▼▼▼
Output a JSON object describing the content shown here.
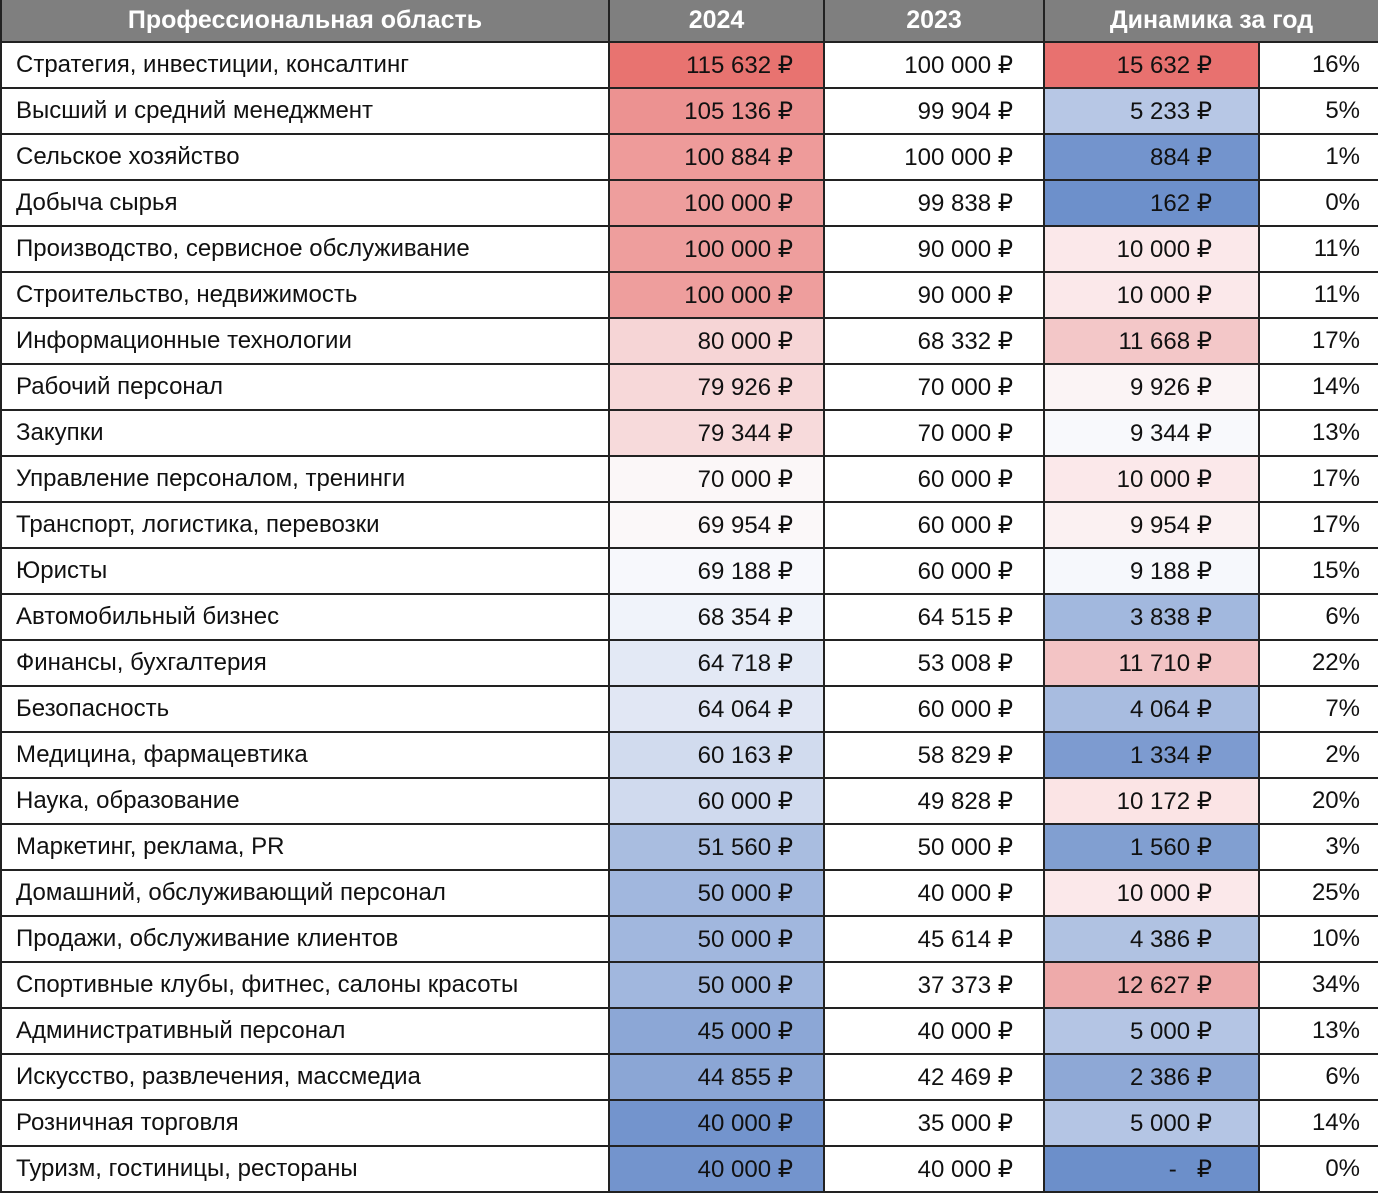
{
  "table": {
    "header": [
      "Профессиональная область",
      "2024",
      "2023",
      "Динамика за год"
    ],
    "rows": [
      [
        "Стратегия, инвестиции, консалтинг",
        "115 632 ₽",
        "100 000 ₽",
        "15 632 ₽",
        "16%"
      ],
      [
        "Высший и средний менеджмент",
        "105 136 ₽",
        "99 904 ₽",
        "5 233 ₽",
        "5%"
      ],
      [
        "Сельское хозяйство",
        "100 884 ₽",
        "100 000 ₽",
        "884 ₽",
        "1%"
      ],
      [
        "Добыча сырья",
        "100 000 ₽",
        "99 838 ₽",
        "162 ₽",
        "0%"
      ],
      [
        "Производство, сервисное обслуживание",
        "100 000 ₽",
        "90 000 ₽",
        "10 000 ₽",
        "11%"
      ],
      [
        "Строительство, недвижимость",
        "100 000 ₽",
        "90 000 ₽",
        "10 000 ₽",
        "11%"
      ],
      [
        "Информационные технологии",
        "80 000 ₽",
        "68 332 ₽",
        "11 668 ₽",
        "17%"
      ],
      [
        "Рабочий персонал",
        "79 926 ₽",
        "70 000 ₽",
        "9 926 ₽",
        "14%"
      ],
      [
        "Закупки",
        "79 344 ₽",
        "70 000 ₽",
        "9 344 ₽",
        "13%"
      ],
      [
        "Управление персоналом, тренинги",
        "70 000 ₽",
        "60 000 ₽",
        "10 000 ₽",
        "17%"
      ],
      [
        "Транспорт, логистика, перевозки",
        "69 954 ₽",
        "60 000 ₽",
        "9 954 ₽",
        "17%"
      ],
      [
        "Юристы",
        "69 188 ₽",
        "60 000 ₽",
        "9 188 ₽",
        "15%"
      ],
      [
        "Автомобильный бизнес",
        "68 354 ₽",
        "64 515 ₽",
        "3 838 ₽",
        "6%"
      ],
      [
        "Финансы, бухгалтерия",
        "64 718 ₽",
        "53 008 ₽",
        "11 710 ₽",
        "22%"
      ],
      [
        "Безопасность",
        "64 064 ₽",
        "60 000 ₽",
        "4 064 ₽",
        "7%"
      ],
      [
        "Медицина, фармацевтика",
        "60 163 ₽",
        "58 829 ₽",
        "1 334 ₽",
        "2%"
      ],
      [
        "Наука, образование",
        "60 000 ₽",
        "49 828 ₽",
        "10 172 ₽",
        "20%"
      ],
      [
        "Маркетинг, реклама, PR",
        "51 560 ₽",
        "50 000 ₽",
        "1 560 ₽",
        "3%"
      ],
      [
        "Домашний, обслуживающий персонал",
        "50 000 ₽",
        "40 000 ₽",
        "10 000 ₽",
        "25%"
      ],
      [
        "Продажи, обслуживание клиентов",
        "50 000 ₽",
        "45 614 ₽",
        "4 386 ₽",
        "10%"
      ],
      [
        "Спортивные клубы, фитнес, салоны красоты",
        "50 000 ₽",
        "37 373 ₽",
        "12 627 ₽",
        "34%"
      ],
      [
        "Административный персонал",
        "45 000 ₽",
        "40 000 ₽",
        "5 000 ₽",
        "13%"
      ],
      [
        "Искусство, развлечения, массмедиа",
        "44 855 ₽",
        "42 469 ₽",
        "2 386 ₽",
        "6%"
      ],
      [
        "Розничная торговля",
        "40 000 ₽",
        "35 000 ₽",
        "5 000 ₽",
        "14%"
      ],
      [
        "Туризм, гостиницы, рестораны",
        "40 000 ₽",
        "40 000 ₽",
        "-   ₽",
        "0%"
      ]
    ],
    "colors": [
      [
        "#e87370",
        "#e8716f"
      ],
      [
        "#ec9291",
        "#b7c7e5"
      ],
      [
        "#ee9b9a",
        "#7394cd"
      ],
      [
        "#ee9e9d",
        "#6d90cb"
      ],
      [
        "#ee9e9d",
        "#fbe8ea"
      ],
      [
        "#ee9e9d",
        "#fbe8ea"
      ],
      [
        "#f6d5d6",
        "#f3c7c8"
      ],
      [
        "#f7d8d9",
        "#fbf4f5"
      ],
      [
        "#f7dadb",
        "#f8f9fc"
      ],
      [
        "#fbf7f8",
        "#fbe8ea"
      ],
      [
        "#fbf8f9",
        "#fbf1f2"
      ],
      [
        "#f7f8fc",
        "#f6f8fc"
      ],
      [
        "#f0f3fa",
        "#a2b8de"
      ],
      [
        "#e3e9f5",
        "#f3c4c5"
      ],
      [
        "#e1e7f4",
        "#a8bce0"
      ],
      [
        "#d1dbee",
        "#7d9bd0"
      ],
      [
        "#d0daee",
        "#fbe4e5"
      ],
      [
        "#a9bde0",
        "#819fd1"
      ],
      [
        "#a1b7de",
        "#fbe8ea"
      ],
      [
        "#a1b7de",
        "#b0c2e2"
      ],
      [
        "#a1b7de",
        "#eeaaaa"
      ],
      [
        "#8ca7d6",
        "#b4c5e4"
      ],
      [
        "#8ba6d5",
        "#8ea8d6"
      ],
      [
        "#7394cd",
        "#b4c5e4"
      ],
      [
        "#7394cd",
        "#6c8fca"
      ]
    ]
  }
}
▲▲▲
• OBJECTIVE
Pull out all lines from the listing that contain the string "обслуживание".

• REPLY TO THE EXERCISE
        "Производство, сервисное обслуживание",
        "Продажи, обслуживание клиентов",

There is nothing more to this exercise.